__What to produce__
Return all of the lines below exactly as they are.

Records from a data source:
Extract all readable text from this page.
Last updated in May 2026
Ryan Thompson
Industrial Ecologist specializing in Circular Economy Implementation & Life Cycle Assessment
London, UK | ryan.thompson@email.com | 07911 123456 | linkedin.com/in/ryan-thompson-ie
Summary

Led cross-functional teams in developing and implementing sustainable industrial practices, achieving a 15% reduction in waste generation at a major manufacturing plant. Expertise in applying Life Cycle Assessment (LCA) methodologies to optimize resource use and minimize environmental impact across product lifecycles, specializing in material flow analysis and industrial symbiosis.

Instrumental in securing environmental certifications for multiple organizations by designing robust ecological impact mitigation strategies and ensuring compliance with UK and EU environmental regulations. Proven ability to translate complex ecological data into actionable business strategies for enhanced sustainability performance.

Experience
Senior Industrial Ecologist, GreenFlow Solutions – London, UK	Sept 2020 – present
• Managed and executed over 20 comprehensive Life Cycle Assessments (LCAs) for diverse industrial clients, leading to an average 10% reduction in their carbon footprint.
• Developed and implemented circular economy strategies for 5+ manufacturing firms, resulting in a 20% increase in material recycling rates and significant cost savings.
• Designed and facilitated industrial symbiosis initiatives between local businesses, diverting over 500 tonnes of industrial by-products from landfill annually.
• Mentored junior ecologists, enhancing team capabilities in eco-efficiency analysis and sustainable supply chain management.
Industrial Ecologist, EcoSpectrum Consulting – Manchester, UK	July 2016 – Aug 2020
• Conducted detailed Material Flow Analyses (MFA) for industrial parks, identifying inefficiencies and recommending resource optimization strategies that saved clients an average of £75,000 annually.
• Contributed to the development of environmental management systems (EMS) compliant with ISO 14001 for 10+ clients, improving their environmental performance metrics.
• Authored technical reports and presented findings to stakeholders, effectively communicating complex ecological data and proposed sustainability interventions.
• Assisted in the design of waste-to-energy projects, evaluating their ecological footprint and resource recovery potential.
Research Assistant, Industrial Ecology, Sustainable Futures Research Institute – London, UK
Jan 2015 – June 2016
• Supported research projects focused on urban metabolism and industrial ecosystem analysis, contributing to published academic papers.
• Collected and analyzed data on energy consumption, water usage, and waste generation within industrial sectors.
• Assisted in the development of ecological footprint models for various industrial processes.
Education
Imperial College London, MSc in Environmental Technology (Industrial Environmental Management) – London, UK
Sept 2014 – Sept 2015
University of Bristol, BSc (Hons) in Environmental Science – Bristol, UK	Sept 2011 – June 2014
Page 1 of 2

__Exercise answer__
Extract all readable text from this page.
Last updated in May 2026
Ryan Thompson
Industrial Ecologist specializing in Circular Economy Implementation & Life Cycle Assessment
London, UK | ryan.thompson@email.com | 07911 123456 | linkedin.com/in/ryan-thompson-ie
Summary

Led cross-functional teams in developing and implementing sustainable industrial practices, achieving a 15% reduction in waste generation at a major manufacturing plant. Expertise in applying Life Cycle Assessment (LCA) methodologies to optimize resource use and minimize environmental impact across product lifecycles, specializing in material flow analysis and industrial symbiosis.

Instrumental in securing environmental certifications for multiple organizations by designing robust ecological impact mitigation strategies and ensuring compliance with UK and EU environmental regulations. Proven ability to translate complex ecological data into actionable business strategies for enhanced sustainability performance.

Experience
Senior Industrial Ecologist, GreenFlow Solutions – London, UK	Sept 2020 – present
• Managed and executed over 20 comprehensive Life Cycle Assessments (LCAs) for diverse industrial clients, leading to an average 10% reduction in their carbon footprint.
• Developed and implemented circular economy strategies for 5+ manufacturing firms, resulting in a 20% increase in material recycling rates and significant cost savings.
• Designed and facilitated industrial symbiosis initiatives between local businesses, diverting over 500 tonnes of industrial by-products from landfill annually.
• Mentored junior ecologists, enhancing team capabilities in eco-efficiency analysis and sustainable supply chain management.
Industrial Ecologist, EcoSpectrum Consulting – Manchester, UK	July 2016 – Aug 2020
• Conducted detailed Material Flow Analyses (MFA) for industrial parks, identifying inefficiencies and recommending resource optimization strategies that saved clients an average of £75,000 annually.
• Contributed to the development of environmental management systems (EMS) compliant with ISO 14001 for 10+ clients, improving their environmental performance metrics.
• Authored technical reports and presented findings to stakeholders, effectively communicating complex ecological data and proposed sustainability interventions.
• Assisted in the design of waste-to-energy projects, evaluating their ecological footprint and resource recovery potential.
Research Assistant, Industrial Ecology, Sustainable Futures Research Institute – London, UK
Jan 2015 – June 2016
• Supported research projects focused on urban metabolism and industrial ecosystem analysis, contributing to published academic papers.
• Collected and analyzed data on energy consumption, water usage, and waste generation within industrial sectors.
• Assisted in the development of ecological footprint models for various industrial processes.
Education
Imperial College London, MSc in Environmental Technology (Industrial Environmental Management) – London, UK
Sept 2014 – Sept 2015
University of Bristol, BSc (Hons) in Environmental Science – Bristol, UK	Sept 2011 – June 2014
Page 1 of 2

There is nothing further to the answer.